(Stored data)
• • • • •
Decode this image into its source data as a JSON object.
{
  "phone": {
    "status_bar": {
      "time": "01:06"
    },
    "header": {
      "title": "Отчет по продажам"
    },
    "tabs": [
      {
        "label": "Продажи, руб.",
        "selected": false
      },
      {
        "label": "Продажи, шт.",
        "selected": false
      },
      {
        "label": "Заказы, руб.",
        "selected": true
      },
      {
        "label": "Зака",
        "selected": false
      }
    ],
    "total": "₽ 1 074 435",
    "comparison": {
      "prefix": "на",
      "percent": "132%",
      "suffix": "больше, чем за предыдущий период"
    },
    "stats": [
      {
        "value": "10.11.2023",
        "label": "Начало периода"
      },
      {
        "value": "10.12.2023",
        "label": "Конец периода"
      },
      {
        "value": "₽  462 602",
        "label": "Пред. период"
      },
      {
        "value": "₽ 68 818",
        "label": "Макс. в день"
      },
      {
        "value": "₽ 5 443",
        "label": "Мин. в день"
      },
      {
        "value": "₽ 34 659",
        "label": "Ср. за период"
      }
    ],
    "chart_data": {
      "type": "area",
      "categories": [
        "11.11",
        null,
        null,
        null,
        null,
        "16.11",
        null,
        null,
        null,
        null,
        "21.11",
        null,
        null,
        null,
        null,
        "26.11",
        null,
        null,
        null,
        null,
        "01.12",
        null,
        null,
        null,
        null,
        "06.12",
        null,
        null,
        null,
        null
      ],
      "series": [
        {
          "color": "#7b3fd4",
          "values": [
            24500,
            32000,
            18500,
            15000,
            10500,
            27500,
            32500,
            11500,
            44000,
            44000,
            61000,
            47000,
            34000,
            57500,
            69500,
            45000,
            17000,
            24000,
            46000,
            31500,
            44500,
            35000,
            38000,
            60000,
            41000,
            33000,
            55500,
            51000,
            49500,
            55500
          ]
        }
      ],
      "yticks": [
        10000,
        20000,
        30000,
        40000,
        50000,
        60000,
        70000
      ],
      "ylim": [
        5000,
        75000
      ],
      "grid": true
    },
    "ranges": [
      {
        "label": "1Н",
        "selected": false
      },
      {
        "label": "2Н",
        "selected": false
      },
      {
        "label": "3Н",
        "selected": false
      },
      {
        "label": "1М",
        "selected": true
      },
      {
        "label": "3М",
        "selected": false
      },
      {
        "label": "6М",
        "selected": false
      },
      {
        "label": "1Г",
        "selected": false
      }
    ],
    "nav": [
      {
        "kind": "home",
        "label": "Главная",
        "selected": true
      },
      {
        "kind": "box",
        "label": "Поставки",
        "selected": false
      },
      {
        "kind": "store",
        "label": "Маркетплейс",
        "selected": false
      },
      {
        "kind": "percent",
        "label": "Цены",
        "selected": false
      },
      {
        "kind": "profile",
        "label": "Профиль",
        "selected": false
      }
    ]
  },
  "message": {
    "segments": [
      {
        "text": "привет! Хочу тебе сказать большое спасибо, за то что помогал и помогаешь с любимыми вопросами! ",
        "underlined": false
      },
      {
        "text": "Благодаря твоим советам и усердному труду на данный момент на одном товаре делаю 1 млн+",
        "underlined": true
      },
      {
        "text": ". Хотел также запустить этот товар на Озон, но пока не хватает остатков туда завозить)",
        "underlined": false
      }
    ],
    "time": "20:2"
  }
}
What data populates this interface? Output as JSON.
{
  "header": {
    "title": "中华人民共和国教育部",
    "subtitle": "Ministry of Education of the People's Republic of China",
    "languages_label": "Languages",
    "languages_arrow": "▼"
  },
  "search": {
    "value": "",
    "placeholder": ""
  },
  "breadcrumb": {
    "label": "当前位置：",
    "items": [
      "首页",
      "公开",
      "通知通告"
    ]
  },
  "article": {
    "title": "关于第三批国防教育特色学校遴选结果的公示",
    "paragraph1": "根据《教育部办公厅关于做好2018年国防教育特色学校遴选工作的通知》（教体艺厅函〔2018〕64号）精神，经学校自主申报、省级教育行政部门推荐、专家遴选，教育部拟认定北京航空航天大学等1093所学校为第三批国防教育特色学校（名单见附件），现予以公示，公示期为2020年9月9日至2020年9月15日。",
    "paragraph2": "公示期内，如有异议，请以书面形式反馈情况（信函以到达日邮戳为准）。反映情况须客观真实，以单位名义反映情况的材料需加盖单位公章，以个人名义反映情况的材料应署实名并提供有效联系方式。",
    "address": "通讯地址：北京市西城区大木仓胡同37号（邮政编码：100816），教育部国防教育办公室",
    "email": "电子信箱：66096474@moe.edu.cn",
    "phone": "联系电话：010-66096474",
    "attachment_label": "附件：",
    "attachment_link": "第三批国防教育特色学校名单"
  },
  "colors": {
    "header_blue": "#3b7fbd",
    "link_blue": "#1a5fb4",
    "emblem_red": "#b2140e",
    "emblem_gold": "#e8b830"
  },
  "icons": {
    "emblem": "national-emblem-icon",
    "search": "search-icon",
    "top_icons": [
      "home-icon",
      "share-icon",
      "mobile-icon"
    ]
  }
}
• • • • •
> EXERCISE TASK: Write out the whole listing exactly.

> OUTPUT FOR THIS EXERCISE:
Decode this image into its source data as a JSON object.
{
  "phone": {
    "status_bar": {
      "time": "01:06"
    },
    "header": {
      "title": "Отчет по продажам"
    },
    "tabs": [
      {
        "label": "Продажи, руб.",
        "selected": false
      },
      {
        "label": "Продажи, шт.",
        "selected": false
      },
      {
        "label": "Заказы, руб.",
        "selected": true
      },
      {
        "label": "Зака",
        "selected": false
      }
    ],
    "total": "₽ 1 074 435",
    "comparison": {
      "prefix": "на",
      "percent": "132%",
      "suffix": "больше, чем за предыдущий период"
    },
    "stats": [
      {
        "value": "10.11.2023",
        "label": "Начало периода"
      },
      {
        "value": "10.12.2023",
        "label": "Конец периода"
      },
      {
        "value": "₽  462 602",
        "label": "Пред. период"
      },
      {
        "value": "₽ 68 818",
        "label": "Макс. в день"
      },
      {
        "value": "₽ 5 443",
        "label": "Мин. в день"
      },
      {
        "value": "₽ 34 659",
        "label": "Ср. за период"
      }
    ],
    "chart_data": {
      "type": "area",
      "categories": [
        "11.11",
        null,
        null,
        null,
        null,
        "16.11",
        null,
        null,
        null,
        null,
        "21.11",
        null,
        null,
        null,
        null,
        "26.11",
        null,
        null,
        null,
        null,
        "01.12",
        null,
        null,
        null,
        null,
        "06.12",
        null,
        null,
        null,
        null
      ],
      "series": [
        {
          "color": "#7b3fd4",
          "values": [
            24500,
            32000,
            18500,
            15000,
            10500,
            27500,
            32500,
            11500,
            44000,
            44000,
            61000,
            47000,
            34000,
            57500,
            69500,
            45000,
            17000,
            24000,
            46000,
            31500,
            44500,
            35000,
            38000,
            60000,
            41000,
            33000,
            55500,
            51000,
            49500,
            55500
          ]
        }
      ],
      "yticks": [
        10000,
        20000,
        30000,
        40000,
        50000,
        60000,
        70000
      ],
      "ylim": [
        5000,
        75000
      ],
      "grid": true
    },
    "ranges": [
      {
        "label": "1Н",
        "selected": false
      },
      {
        "label": "2Н",
        "selected": false
      },
      {
        "label": "3Н",
        "selected": false
      },
      {
        "label": "1М",
        "selected": true
      },
      {
        "label": "3М",
        "selected": false
      },
      {
        "label": "6М",
        "selected": false
      },
      {
        "label": "1Г",
        "selected": false
      }
    ],
    "nav": [
      {
        "kind": "home",
        "label": "Главная",
        "selected": true
      },
      {
        "kind": "box",
        "label": "Поставки",
        "selected": false
      },
      {
        "kind": "store",
        "label": "Маркетплейс",
        "selected": false
      },
      {
        "kind": "percent",
        "label": "Цены",
        "selected": false
      },
      {
        "kind": "profile",
        "label": "Профиль",
        "selected": false
      }
    ]
  },
  "message": {
    "segments": [
      {
        "text": "привет! Хочу тебе сказать большое спасибо, за то что помогал и помогаешь с любимыми вопросами! ",
        "underlined": false
      },
      {
        "text": "Благодаря твоим советам и усердному труду на данный момент на одном товаре делаю 1 млн+",
        "underlined": true
      },
      {
        "text": ". Хотел также запустить этот товар на Озон, но пока не хватает остатков туда завозить)",
        "underlined": false
      }
    ],
    "time": "20:2"
  }
}
What data populates this interface? Output as JSON.
{
  "header": {
    "title": "中华人民共和国教育部",
    "subtitle": "Ministry of Education of the People's Republic of China",
    "languages_label": "Languages",
    "languages_arrow": "▼"
  },
  "search": {
    "value": "",
    "placeholder": ""
  },
  "breadcrumb": {
    "label": "当前位置：",
    "items": [
      "首页",
      "公开",
      "通知通告"
    ]
  },
  "article": {
    "title": "关于第三批国防教育特色学校遴选结果的公示",
    "paragraph1": "根据《教育部办公厅关于做好2018年国防教育特色学校遴选工作的通知》（教体艺厅函〔2018〕64号）精神，经学校自主申报、省级教育行政部门推荐、专家遴选，教育部拟认定北京航空航天大学等1093所学校为第三批国防教育特色学校（名单见附件），现予以公示，公示期为2020年9月9日至2020年9月15日。",
    "paragraph2": "公示期内，如有异议，请以书面形式反馈情况（信函以到达日邮戳为准）。反映情况须客观真实，以单位名义反映情况的材料需加盖单位公章，以个人名义反映情况的材料应署实名并提供有效联系方式。",
    "address": "通讯地址：北京市西城区大木仓胡同37号（邮政编码：100816），教育部国防教育办公室",
    "email": "电子信箱：66096474@moe.edu.cn",
    "phone": "联系电话：010-66096474",
    "attachment_label": "附件：",
    "attachment_link": "第三批国防教育特色学校名单"
  },
  "colors": {
    "header_blue": "#3b7fbd",
    "link_blue": "#1a5fb4",
    "emblem_red": "#b2140e",
    "emblem_gold": "#e8b830"
  },
  "icons": {
    "emblem": "national-emblem-icon",
    "search": "search-icon",
    "top_icons": [
      "home-icon",
      "share-icon",
      "mobile-icon"
    ]
  }
}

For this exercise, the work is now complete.